### [GOAL OF THE EXERCISE]
For this exercise, copy out each line of the material below that includes "linkedin".

* Start RECORDS SHOWN *

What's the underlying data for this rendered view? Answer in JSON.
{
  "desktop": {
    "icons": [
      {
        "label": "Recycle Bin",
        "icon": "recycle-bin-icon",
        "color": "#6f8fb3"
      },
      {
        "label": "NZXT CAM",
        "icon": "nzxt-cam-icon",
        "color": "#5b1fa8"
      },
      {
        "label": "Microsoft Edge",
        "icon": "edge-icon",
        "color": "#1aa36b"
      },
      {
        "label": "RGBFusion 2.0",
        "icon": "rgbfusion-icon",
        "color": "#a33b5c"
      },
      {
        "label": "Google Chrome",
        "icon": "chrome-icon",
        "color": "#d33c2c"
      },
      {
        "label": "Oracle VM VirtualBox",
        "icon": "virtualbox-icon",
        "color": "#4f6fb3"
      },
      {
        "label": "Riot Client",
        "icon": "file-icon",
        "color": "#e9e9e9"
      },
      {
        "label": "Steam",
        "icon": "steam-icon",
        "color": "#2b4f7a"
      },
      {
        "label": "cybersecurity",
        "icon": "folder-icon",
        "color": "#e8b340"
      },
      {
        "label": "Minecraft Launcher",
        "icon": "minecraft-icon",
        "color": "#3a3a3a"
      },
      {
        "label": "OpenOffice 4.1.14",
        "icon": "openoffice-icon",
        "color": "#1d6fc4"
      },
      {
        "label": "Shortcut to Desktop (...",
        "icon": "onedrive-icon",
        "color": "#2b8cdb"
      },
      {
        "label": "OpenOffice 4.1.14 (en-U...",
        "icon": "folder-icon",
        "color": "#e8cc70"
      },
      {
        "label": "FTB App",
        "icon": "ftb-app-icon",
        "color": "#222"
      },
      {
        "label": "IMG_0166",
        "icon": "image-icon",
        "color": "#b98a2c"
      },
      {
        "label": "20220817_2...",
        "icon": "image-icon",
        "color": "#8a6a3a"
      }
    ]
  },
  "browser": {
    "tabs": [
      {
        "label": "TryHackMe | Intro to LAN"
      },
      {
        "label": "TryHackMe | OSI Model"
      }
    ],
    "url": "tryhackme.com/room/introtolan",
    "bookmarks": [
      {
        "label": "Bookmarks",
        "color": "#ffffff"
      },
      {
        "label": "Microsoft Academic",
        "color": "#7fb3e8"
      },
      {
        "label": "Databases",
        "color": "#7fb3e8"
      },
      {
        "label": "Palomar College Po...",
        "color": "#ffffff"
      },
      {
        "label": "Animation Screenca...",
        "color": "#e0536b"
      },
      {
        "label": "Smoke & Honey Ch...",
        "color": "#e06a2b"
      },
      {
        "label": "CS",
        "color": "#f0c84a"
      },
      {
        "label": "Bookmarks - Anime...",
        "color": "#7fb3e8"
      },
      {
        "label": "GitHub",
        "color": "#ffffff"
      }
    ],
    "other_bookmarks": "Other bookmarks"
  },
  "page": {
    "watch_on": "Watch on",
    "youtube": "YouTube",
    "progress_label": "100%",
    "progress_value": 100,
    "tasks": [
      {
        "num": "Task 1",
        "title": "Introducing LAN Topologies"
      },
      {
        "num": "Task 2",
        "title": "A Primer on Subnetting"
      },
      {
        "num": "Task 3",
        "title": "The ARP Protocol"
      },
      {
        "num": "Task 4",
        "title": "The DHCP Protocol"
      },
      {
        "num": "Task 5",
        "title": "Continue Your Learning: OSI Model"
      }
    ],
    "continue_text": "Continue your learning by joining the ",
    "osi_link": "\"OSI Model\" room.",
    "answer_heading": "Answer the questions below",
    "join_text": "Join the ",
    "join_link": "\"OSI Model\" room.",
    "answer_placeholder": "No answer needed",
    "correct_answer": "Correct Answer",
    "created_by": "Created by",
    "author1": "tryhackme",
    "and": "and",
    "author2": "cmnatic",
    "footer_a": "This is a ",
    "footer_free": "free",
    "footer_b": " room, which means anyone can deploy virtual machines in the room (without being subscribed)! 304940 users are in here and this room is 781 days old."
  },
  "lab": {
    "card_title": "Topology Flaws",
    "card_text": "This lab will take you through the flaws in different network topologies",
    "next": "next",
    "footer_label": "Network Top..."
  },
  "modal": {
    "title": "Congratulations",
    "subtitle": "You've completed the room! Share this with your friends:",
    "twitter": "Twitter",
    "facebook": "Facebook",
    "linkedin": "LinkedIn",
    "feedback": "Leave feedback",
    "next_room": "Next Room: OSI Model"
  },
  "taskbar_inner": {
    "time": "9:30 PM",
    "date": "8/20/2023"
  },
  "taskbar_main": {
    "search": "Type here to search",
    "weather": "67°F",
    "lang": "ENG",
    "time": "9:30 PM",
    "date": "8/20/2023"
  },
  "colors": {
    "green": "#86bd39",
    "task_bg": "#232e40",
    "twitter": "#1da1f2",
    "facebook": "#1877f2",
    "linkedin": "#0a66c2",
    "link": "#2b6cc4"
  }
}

* End RECORDS SHOWN *

### [RESULT]
    "linkedin": "LinkedIn",
    "linkedin": "#0a66c2",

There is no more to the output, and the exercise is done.